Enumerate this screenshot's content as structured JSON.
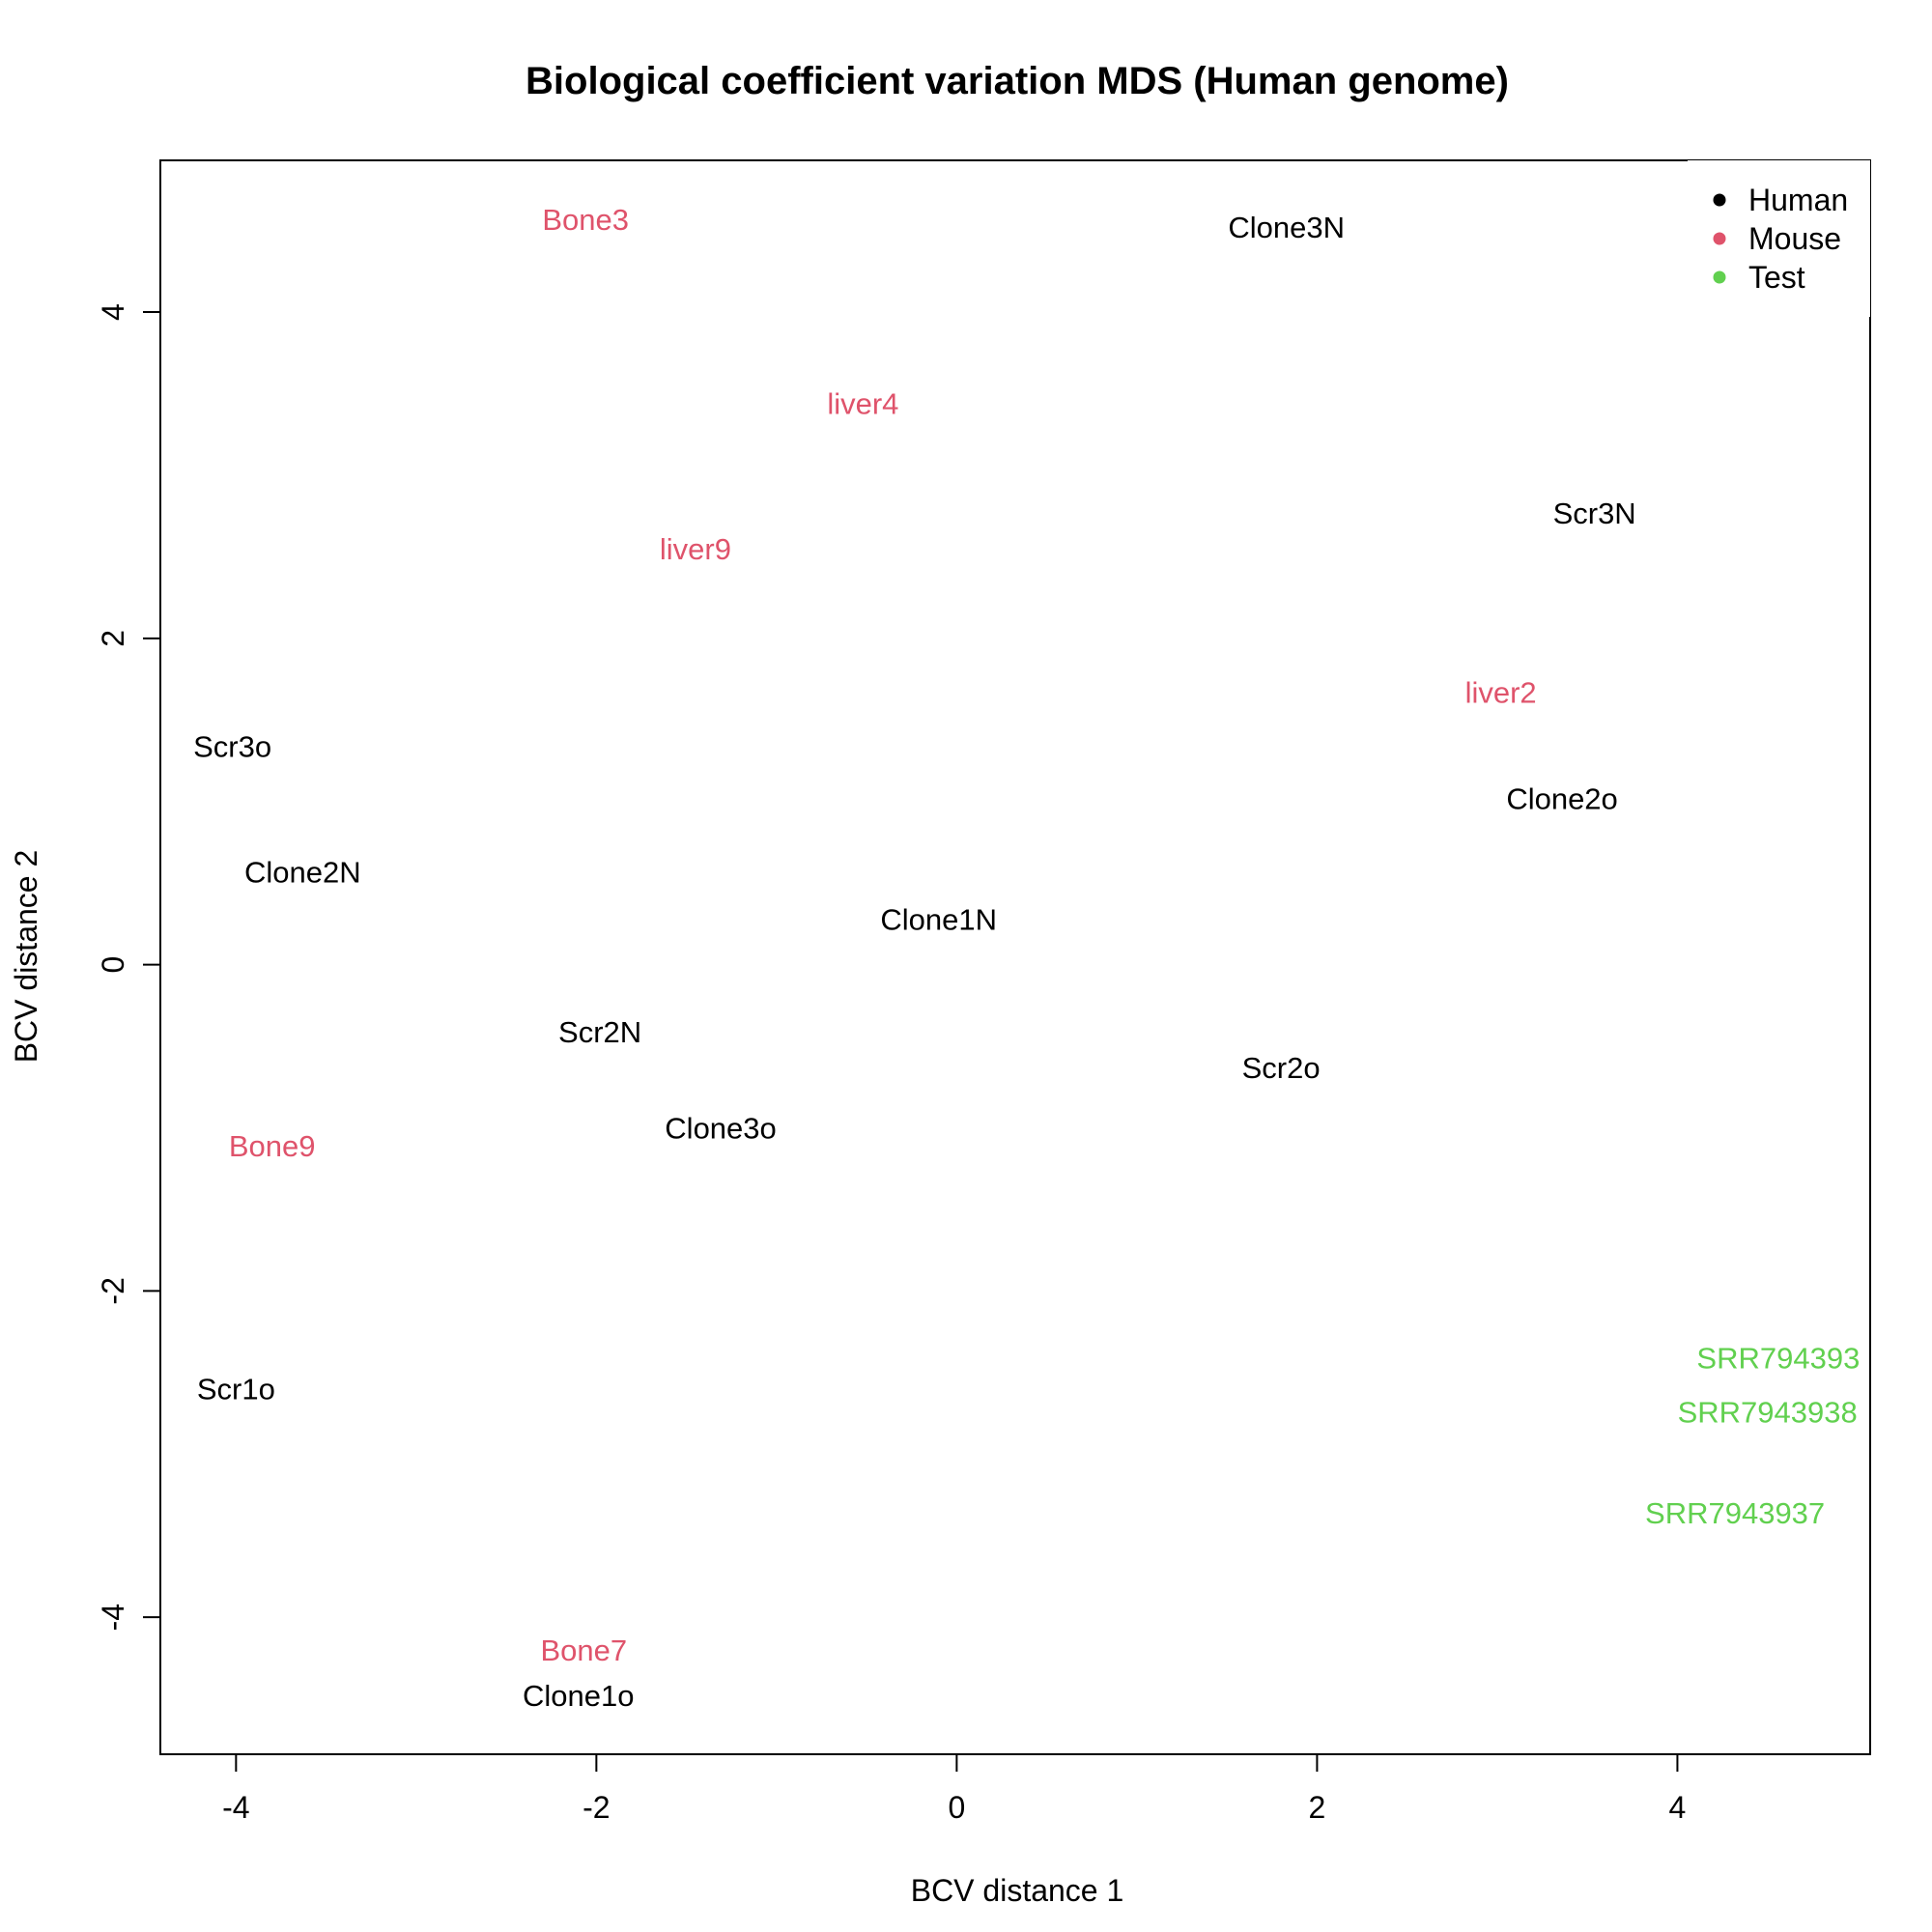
{
  "chart_data": {
    "type": "scatter",
    "title": "Biological coefficient variation MDS (Human genome)",
    "xlabel": "BCV distance 1",
    "ylabel": "BCV distance 2",
    "xlim": [
      -4.42,
      5.07
    ],
    "ylim": [
      -4.84,
      4.93
    ],
    "xticks": [
      -4,
      -2,
      0,
      2,
      4
    ],
    "yticks": [
      -4,
      -2,
      0,
      2,
      4
    ],
    "legend": {
      "position": "top-right",
      "entries": [
        {
          "name": "Human",
          "color": "#000000"
        },
        {
          "name": "Mouse",
          "color": "#DF536B"
        },
        {
          "name": "Test",
          "color": "#61D04F"
        }
      ]
    },
    "points": [
      {
        "label": "Bone3",
        "x": -2.06,
        "y": 4.57,
        "group": "Mouse"
      },
      {
        "label": "Clone3N",
        "x": 1.83,
        "y": 4.52,
        "group": "Human"
      },
      {
        "label": "liver4",
        "x": -0.52,
        "y": 3.44,
        "group": "Mouse"
      },
      {
        "label": "Scr3N",
        "x": 3.54,
        "y": 2.77,
        "group": "Human"
      },
      {
        "label": "liver9",
        "x": -1.45,
        "y": 2.55,
        "group": "Mouse"
      },
      {
        "label": "liver2",
        "x": 3.02,
        "y": 1.67,
        "group": "Mouse"
      },
      {
        "label": "Scr3o",
        "x": -4.02,
        "y": 1.34,
        "group": "Human"
      },
      {
        "label": "Clone2o",
        "x": 3.36,
        "y": 1.02,
        "group": "Human"
      },
      {
        "label": "Clone2N",
        "x": -3.63,
        "y": 0.57,
        "group": "Human"
      },
      {
        "label": "Clone1N",
        "x": -0.1,
        "y": 0.28,
        "group": "Human"
      },
      {
        "label": "Scr2N",
        "x": -1.98,
        "y": -0.41,
        "group": "Human"
      },
      {
        "label": "Scr2o",
        "x": 1.8,
        "y": -0.63,
        "group": "Human"
      },
      {
        "label": "Clone3o",
        "x": -1.31,
        "y": -1.0,
        "group": "Human"
      },
      {
        "label": "Bone9",
        "x": -3.8,
        "y": -1.11,
        "group": "Mouse"
      },
      {
        "label": "SRR794393",
        "x": 4.56,
        "y": -2.41,
        "group": "Test"
      },
      {
        "label": "SRR7943938",
        "x": 4.5,
        "y": -2.74,
        "group": "Test"
      },
      {
        "label": "Scr1o",
        "x": -4.0,
        "y": -2.6,
        "group": "Human"
      },
      {
        "label": "SRR7943937",
        "x": 4.32,
        "y": -3.36,
        "group": "Test"
      },
      {
        "label": "Bone7",
        "x": -2.07,
        "y": -4.2,
        "group": "Mouse"
      },
      {
        "label": "Clone1o",
        "x": -2.1,
        "y": -4.48,
        "group": "Human"
      }
    ]
  }
}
####################
Reproduce all the data as it stands. The pictures are not part of the copy.

--- Response area ---
Enumerate this screenshot's content as structured JSON.
{
  "chart_data": {
    "type": "scatter",
    "title": "Biological coefficient variation MDS (Human genome)",
    "xlabel": "BCV distance 1",
    "ylabel": "BCV distance 2",
    "xlim": [
      -4.42,
      5.07
    ],
    "ylim": [
      -4.84,
      4.93
    ],
    "xticks": [
      -4,
      -2,
      0,
      2,
      4
    ],
    "yticks": [
      -4,
      -2,
      0,
      2,
      4
    ],
    "legend": {
      "position": "top-right",
      "entries": [
        {
          "name": "Human",
          "color": "#000000"
        },
        {
          "name": "Mouse",
          "color": "#DF536B"
        },
        {
          "name": "Test",
          "color": "#61D04F"
        }
      ]
    },
    "points": [
      {
        "label": "Bone3",
        "x": -2.06,
        "y": 4.57,
        "group": "Mouse"
      },
      {
        "label": "Clone3N",
        "x": 1.83,
        "y": 4.52,
        "group": "Human"
      },
      {
        "label": "liver4",
        "x": -0.52,
        "y": 3.44,
        "group": "Mouse"
      },
      {
        "label": "Scr3N",
        "x": 3.54,
        "y": 2.77,
        "group": "Human"
      },
      {
        "label": "liver9",
        "x": -1.45,
        "y": 2.55,
        "group": "Mouse"
      },
      {
        "label": "liver2",
        "x": 3.02,
        "y": 1.67,
        "group": "Mouse"
      },
      {
        "label": "Scr3o",
        "x": -4.02,
        "y": 1.34,
        "group": "Human"
      },
      {
        "label": "Clone2o",
        "x": 3.36,
        "y": 1.02,
        "group": "Human"
      },
      {
        "label": "Clone2N",
        "x": -3.63,
        "y": 0.57,
        "group": "Human"
      },
      {
        "label": "Clone1N",
        "x": -0.1,
        "y": 0.28,
        "group": "Human"
      },
      {
        "label": "Scr2N",
        "x": -1.98,
        "y": -0.41,
        "group": "Human"
      },
      {
        "label": "Scr2o",
        "x": 1.8,
        "y": -0.63,
        "group": "Human"
      },
      {
        "label": "Clone3o",
        "x": -1.31,
        "y": -1.0,
        "group": "Human"
      },
      {
        "label": "Bone9",
        "x": -3.8,
        "y": -1.11,
        "group": "Mouse"
      },
      {
        "label": "SRR794393",
        "x": 4.56,
        "y": -2.41,
        "group": "Test"
      },
      {
        "label": "SRR7943938",
        "x": 4.5,
        "y": -2.74,
        "group": "Test"
      },
      {
        "label": "Scr1o",
        "x": -4.0,
        "y": -2.6,
        "group": "Human"
      },
      {
        "label": "SRR7943937",
        "x": 4.32,
        "y": -3.36,
        "group": "Test"
      },
      {
        "label": "Bone7",
        "x": -2.07,
        "y": -4.2,
        "group": "Mouse"
      },
      {
        "label": "Clone1o",
        "x": -2.1,
        "y": -4.48,
        "group": "Human"
      }
    ]
  }
}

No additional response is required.